##### MATERIAL FOR THIS EXERCISE #####
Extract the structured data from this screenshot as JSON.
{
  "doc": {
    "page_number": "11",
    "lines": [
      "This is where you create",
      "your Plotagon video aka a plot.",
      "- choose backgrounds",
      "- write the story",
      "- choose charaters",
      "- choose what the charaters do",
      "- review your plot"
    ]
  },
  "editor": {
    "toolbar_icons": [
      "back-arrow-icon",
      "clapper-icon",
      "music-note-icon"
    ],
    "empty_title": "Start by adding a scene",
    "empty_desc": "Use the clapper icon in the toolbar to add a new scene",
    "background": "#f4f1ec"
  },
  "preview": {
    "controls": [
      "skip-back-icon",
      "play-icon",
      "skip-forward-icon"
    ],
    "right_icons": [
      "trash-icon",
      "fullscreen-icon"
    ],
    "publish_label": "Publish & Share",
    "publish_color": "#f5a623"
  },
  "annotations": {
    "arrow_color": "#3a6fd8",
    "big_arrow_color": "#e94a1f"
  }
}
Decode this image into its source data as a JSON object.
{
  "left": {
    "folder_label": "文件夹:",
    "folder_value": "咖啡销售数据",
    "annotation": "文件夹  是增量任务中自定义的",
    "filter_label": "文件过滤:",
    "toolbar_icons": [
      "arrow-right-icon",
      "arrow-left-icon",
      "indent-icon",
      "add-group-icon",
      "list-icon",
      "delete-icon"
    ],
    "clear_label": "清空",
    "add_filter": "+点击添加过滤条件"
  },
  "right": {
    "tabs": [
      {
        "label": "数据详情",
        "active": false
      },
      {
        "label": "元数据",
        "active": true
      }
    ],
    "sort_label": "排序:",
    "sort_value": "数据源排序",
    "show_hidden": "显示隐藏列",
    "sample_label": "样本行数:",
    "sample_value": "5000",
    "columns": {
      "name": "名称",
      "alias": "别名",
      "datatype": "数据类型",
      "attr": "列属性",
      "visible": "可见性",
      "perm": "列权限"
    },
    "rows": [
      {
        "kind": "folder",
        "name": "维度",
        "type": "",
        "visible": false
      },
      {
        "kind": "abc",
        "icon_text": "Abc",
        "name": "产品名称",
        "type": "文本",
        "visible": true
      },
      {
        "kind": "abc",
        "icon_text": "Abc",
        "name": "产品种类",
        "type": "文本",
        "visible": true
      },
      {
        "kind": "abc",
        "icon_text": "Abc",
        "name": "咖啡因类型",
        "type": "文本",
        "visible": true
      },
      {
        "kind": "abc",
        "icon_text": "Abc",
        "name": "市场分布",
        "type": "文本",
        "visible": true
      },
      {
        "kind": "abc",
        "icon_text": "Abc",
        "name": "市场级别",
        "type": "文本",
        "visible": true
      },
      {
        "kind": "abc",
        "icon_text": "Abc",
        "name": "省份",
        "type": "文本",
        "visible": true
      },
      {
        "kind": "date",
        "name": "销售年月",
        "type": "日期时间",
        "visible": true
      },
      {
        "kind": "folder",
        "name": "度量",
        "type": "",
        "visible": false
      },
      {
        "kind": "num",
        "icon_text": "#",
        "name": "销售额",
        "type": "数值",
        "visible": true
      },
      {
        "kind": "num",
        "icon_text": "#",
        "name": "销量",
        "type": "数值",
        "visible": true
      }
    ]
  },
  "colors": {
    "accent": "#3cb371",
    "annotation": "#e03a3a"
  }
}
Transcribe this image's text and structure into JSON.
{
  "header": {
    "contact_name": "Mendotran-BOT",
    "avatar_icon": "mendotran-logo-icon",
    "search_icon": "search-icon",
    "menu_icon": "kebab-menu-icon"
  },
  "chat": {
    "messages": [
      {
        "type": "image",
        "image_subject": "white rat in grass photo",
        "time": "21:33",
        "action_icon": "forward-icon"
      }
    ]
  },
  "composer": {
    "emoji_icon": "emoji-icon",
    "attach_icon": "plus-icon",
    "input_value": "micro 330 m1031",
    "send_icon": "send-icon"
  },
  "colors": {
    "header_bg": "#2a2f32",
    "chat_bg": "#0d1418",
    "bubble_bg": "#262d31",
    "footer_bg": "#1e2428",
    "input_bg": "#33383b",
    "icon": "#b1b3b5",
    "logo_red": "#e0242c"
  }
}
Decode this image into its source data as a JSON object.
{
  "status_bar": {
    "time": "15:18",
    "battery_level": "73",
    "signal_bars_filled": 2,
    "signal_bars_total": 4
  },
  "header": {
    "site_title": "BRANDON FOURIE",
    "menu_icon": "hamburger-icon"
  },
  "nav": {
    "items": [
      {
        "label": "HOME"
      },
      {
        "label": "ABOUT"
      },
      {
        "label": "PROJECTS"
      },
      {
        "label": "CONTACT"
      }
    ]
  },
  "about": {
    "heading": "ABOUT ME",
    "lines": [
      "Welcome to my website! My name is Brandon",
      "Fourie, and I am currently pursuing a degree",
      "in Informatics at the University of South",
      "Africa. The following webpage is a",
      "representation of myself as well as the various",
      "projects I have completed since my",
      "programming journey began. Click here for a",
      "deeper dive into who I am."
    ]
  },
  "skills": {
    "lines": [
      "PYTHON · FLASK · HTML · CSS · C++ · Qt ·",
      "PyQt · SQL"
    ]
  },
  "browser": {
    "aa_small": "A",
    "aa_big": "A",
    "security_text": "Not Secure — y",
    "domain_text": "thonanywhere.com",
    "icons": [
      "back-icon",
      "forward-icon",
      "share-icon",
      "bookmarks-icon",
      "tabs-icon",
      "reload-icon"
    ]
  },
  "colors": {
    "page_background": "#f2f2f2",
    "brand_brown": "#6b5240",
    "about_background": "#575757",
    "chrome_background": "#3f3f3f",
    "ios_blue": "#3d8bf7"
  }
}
#####
(OBJECTIVE):
Retype all the material above precisely, with no line left out.

(ANSWER TO THIS PROBLEM):
Extract the structured data from this screenshot as JSON.
{
  "doc": {
    "page_number": "11",
    "lines": [
      "This is where you create",
      "your Plotagon video aka a plot.",
      "- choose backgrounds",
      "- write the story",
      "- choose charaters",
      "- choose what the charaters do",
      "- review your plot"
    ]
  },
  "editor": {
    "toolbar_icons": [
      "back-arrow-icon",
      "clapper-icon",
      "music-note-icon"
    ],
    "empty_title": "Start by adding a scene",
    "empty_desc": "Use the clapper icon in the toolbar to add a new scene",
    "background": "#f4f1ec"
  },
  "preview": {
    "controls": [
      "skip-back-icon",
      "play-icon",
      "skip-forward-icon"
    ],
    "right_icons": [
      "trash-icon",
      "fullscreen-icon"
    ],
    "publish_label": "Publish & Share",
    "publish_color": "#f5a623"
  },
  "annotations": {
    "arrow_color": "#3a6fd8",
    "big_arrow_color": "#e94a1f"
  }
}
Decode this image into its source data as a JSON object.
{
  "left": {
    "folder_label": "文件夹:",
    "folder_value": "咖啡销售数据",
    "annotation": "文件夹  是增量任务中自定义的",
    "filter_label": "文件过滤:",
    "toolbar_icons": [
      "arrow-right-icon",
      "arrow-left-icon",
      "indent-icon",
      "add-group-icon",
      "list-icon",
      "delete-icon"
    ],
    "clear_label": "清空",
    "add_filter": "+点击添加过滤条件"
  },
  "right": {
    "tabs": [
      {
        "label": "数据详情",
        "active": false
      },
      {
        "label": "元数据",
        "active": true
      }
    ],
    "sort_label": "排序:",
    "sort_value": "数据源排序",
    "show_hidden": "显示隐藏列",
    "sample_label": "样本行数:",
    "sample_value": "5000",
    "columns": {
      "name": "名称",
      "alias": "别名",
      "datatype": "数据类型",
      "attr": "列属性",
      "visible": "可见性",
      "perm": "列权限"
    },
    "rows": [
      {
        "kind": "folder",
        "name": "维度",
        "type": "",
        "visible": false
      },
      {
        "kind": "abc",
        "icon_text": "Abc",
        "name": "产品名称",
        "type": "文本",
        "visible": true
      },
      {
        "kind": "abc",
        "icon_text": "Abc",
        "name": "产品种类",
        "type": "文本",
        "visible": true
      },
      {
        "kind": "abc",
        "icon_text": "Abc",
        "name": "咖啡因类型",
        "type": "文本",
        "visible": true
      },
      {
        "kind": "abc",
        "icon_text": "Abc",
        "name": "市场分布",
        "type": "文本",
        "visible": true
      },
      {
        "kind": "abc",
        "icon_text": "Abc",
        "name": "市场级别",
        "type": "文本",
        "visible": true
      },
      {
        "kind": "abc",
        "icon_text": "Abc",
        "name": "省份",
        "type": "文本",
        "visible": true
      },
      {
        "kind": "date",
        "name": "销售年月",
        "type": "日期时间",
        "visible": true
      },
      {
        "kind": "folder",
        "name": "度量",
        "type": "",
        "visible": false
      },
      {
        "kind": "num",
        "icon_text": "#",
        "name": "销售额",
        "type": "数值",
        "visible": true
      },
      {
        "kind": "num",
        "icon_text": "#",
        "name": "销量",
        "type": "数值",
        "visible": true
      }
    ]
  },
  "colors": {
    "accent": "#3cb371",
    "annotation": "#e03a3a"
  }
}
Transcribe this image's text and structure into JSON.
{
  "header": {
    "contact_name": "Mendotran-BOT",
    "avatar_icon": "mendotran-logo-icon",
    "search_icon": "search-icon",
    "menu_icon": "kebab-menu-icon"
  },
  "chat": {
    "messages": [
      {
        "type": "image",
        "image_subject": "white rat in grass photo",
        "time": "21:33",
        "action_icon": "forward-icon"
      }
    ]
  },
  "composer": {
    "emoji_icon": "emoji-icon",
    "attach_icon": "plus-icon",
    "input_value": "micro 330 m1031",
    "send_icon": "send-icon"
  },
  "colors": {
    "header_bg": "#2a2f32",
    "chat_bg": "#0d1418",
    "bubble_bg": "#262d31",
    "footer_bg": "#1e2428",
    "input_bg": "#33383b",
    "icon": "#b1b3b5",
    "logo_red": "#e0242c"
  }
}
Decode this image into its source data as a JSON object.
{
  "status_bar": {
    "time": "15:18",
    "battery_level": "73",
    "signal_bars_filled": 2,
    "signal_bars_total": 4
  },
  "header": {
    "site_title": "BRANDON FOURIE",
    "menu_icon": "hamburger-icon"
  },
  "nav": {
    "items": [
      {
        "label": "HOME"
      },
      {
        "label": "ABOUT"
      },
      {
        "label": "PROJECTS"
      },
      {
        "label": "CONTACT"
      }
    ]
  },
  "about": {
    "heading": "ABOUT ME",
    "lines": [
      "Welcome to my website! My name is Brandon",
      "Fourie, and I am currently pursuing a degree",
      "in Informatics at the University of South",
      "Africa. The following webpage is a",
      "representation of myself as well as the various",
      "projects I have completed since my",
      "programming journey began. Click here for a",
      "deeper dive into who I am."
    ]
  },
  "skills": {
    "lines": [
      "PYTHON · FLASK · HTML · CSS · C++ · Qt ·",
      "PyQt · SQL"
    ]
  },
  "browser": {
    "aa_small": "A",
    "aa_big": "A",
    "security_text": "Not Secure — y",
    "domain_text": "thonanywhere.com",
    "icons": [
      "back-icon",
      "forward-icon",
      "share-icon",
      "bookmarks-icon",
      "tabs-icon",
      "reload-icon"
    ]
  },
  "colors": {
    "page_background": "#f2f2f2",
    "brand_brown": "#6b5240",
    "about_background": "#575757",
    "chrome_background": "#3f3f3f",
    "ios_blue": "#3d8bf7"
  }
}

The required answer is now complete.